Reproduce the entire listing word for word.

---------- Task material ----------

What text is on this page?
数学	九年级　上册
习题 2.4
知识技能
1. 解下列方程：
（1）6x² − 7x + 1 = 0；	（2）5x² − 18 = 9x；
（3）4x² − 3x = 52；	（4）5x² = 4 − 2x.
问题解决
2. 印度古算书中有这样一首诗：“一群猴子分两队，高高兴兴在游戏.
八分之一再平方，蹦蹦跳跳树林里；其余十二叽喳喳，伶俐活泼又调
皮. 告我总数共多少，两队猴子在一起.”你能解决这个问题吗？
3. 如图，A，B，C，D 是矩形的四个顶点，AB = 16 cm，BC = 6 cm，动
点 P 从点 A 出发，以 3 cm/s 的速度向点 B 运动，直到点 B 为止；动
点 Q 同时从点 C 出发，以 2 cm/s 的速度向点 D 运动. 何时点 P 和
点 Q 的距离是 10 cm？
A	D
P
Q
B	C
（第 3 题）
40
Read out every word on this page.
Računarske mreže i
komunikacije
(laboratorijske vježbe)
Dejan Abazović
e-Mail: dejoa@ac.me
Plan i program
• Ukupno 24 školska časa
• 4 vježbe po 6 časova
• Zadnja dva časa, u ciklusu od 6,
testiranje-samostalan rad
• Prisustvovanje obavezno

----------

Solution to this task:
What text is on this page?
数学	九年级　上册
习题 2.4
知识技能
1. 解下列方程：
（1）6x² − 7x + 1 = 0；	（2）5x² − 18 = 9x；
（3）4x² − 3x = 52；	（4）5x² = 4 − 2x.
问题解决
2. 印度古算书中有这样一首诗：“一群猴子分两队，高高兴兴在游戏.
八分之一再平方，蹦蹦跳跳树林里；其余十二叽喳喳，伶俐活泼又调
皮. 告我总数共多少，两队猴子在一起.”你能解决这个问题吗？
3. 如图，A，B，C，D 是矩形的四个顶点，AB = 16 cm，BC = 6 cm，动
点 P 从点 A 出发，以 3 cm/s 的速度向点 B 运动，直到点 B 为止；动
点 Q 同时从点 C 出发，以 2 cm/s 的速度向点 D 运动. 何时点 P 和
点 Q 的距离是 10 cm？
A	D
P
Q
B	C
（第 3 题）
40
Read out every word on this page.
Računarske mreže i
komunikacije
(laboratorijske vježbe)
Dejan Abazović
e-Mail: dejoa@ac.me
Plan i program
• Ukupno 24 školska časa
• 4 vježbe po 6 časova
• Zadnja dva časa, u ciklusu od 6,
testiranje-samostalan rad
• Prisustvovanje obavezno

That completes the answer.